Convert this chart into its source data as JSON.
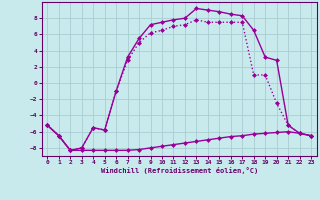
{
  "background_color": "#c8eaed",
  "grid_color": "#a8cdd0",
  "line_color": "#990099",
  "xlabel": "Windchill (Refroidissement éolien,°C)",
  "xlabel_color": "#660066",
  "tick_color": "#660066",
  "xlim": [
    -0.5,
    23.5
  ],
  "ylim": [
    -9,
    10
  ],
  "yticks": [
    -8,
    -6,
    -4,
    -2,
    0,
    2,
    4,
    6,
    8
  ],
  "xticks": [
    0,
    1,
    2,
    3,
    4,
    5,
    6,
    7,
    8,
    9,
    10,
    11,
    12,
    13,
    14,
    15,
    16,
    17,
    18,
    19,
    20,
    21,
    22,
    23
  ],
  "line1_x": [
    0,
    1,
    2,
    3,
    4,
    5,
    6,
    7,
    8,
    9,
    10,
    11,
    12,
    13,
    14,
    15,
    16,
    17,
    18,
    19,
    20,
    21,
    22,
    23
  ],
  "line1_y": [
    -5.2,
    -6.5,
    -8.3,
    -8.3,
    -8.3,
    -8.3,
    -8.3,
    -8.3,
    -8.2,
    -8.0,
    -7.8,
    -7.6,
    -7.4,
    -7.2,
    -7.0,
    -6.8,
    -6.6,
    -6.5,
    -6.3,
    -6.2,
    -6.1,
    -6.0,
    -6.2,
    -6.5
  ],
  "line2_x": [
    0,
    1,
    2,
    3,
    4,
    5,
    6,
    7,
    8,
    9,
    10,
    11,
    12,
    13,
    14,
    15,
    16,
    17,
    18,
    19,
    20,
    21,
    22,
    23
  ],
  "line2_y": [
    -5.2,
    -6.5,
    -8.3,
    -8.0,
    -5.5,
    -5.8,
    -1.0,
    3.2,
    5.5,
    7.2,
    7.5,
    7.8,
    8.0,
    9.2,
    9.0,
    8.8,
    8.5,
    8.3,
    6.5,
    3.2,
    2.8,
    -5.2,
    -6.2,
    -6.5
  ],
  "line3_x": [
    0,
    1,
    2,
    3,
    4,
    5,
    6,
    7,
    8,
    9,
    10,
    11,
    12,
    13,
    14,
    15,
    16,
    17,
    18,
    19,
    20,
    21,
    22,
    23
  ],
  "line3_y": [
    -5.2,
    -6.5,
    -8.3,
    -8.0,
    -5.5,
    -5.8,
    -1.0,
    2.8,
    5.0,
    6.2,
    6.5,
    7.0,
    7.2,
    7.8,
    7.5,
    7.5,
    7.5,
    7.5,
    1.0,
    1.0,
    -2.5,
    -5.2,
    -6.2,
    -6.5
  ],
  "line1_style": "-",
  "line2_style": "-",
  "line3_style": ":",
  "marker": "D",
  "markersize": 2.5,
  "linewidth": 1.0
}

* The request: Transcribe all the data word for word; the images stay out.

* Expected output:
Convert this chart into its source data as JSON.
{
  "background_color": "#c8eaed",
  "grid_color": "#a8cdd0",
  "line_color": "#990099",
  "xlabel": "Windchill (Refroidissement éolien,°C)",
  "xlabel_color": "#660066",
  "tick_color": "#660066",
  "xlim": [
    -0.5,
    23.5
  ],
  "ylim": [
    -9,
    10
  ],
  "yticks": [
    -8,
    -6,
    -4,
    -2,
    0,
    2,
    4,
    6,
    8
  ],
  "xticks": [
    0,
    1,
    2,
    3,
    4,
    5,
    6,
    7,
    8,
    9,
    10,
    11,
    12,
    13,
    14,
    15,
    16,
    17,
    18,
    19,
    20,
    21,
    22,
    23
  ],
  "line1_x": [
    0,
    1,
    2,
    3,
    4,
    5,
    6,
    7,
    8,
    9,
    10,
    11,
    12,
    13,
    14,
    15,
    16,
    17,
    18,
    19,
    20,
    21,
    22,
    23
  ],
  "line1_y": [
    -5.2,
    -6.5,
    -8.3,
    -8.3,
    -8.3,
    -8.3,
    -8.3,
    -8.3,
    -8.2,
    -8.0,
    -7.8,
    -7.6,
    -7.4,
    -7.2,
    -7.0,
    -6.8,
    -6.6,
    -6.5,
    -6.3,
    -6.2,
    -6.1,
    -6.0,
    -6.2,
    -6.5
  ],
  "line2_x": [
    0,
    1,
    2,
    3,
    4,
    5,
    6,
    7,
    8,
    9,
    10,
    11,
    12,
    13,
    14,
    15,
    16,
    17,
    18,
    19,
    20,
    21,
    22,
    23
  ],
  "line2_y": [
    -5.2,
    -6.5,
    -8.3,
    -8.0,
    -5.5,
    -5.8,
    -1.0,
    3.2,
    5.5,
    7.2,
    7.5,
    7.8,
    8.0,
    9.2,
    9.0,
    8.8,
    8.5,
    8.3,
    6.5,
    3.2,
    2.8,
    -5.2,
    -6.2,
    -6.5
  ],
  "line3_x": [
    0,
    1,
    2,
    3,
    4,
    5,
    6,
    7,
    8,
    9,
    10,
    11,
    12,
    13,
    14,
    15,
    16,
    17,
    18,
    19,
    20,
    21,
    22,
    23
  ],
  "line3_y": [
    -5.2,
    -6.5,
    -8.3,
    -8.0,
    -5.5,
    -5.8,
    -1.0,
    2.8,
    5.0,
    6.2,
    6.5,
    7.0,
    7.2,
    7.8,
    7.5,
    7.5,
    7.5,
    7.5,
    1.0,
    1.0,
    -2.5,
    -5.2,
    -6.2,
    -6.5
  ],
  "line1_style": "-",
  "line2_style": "-",
  "line3_style": ":",
  "marker": "D",
  "markersize": 2.5,
  "linewidth": 1.0
}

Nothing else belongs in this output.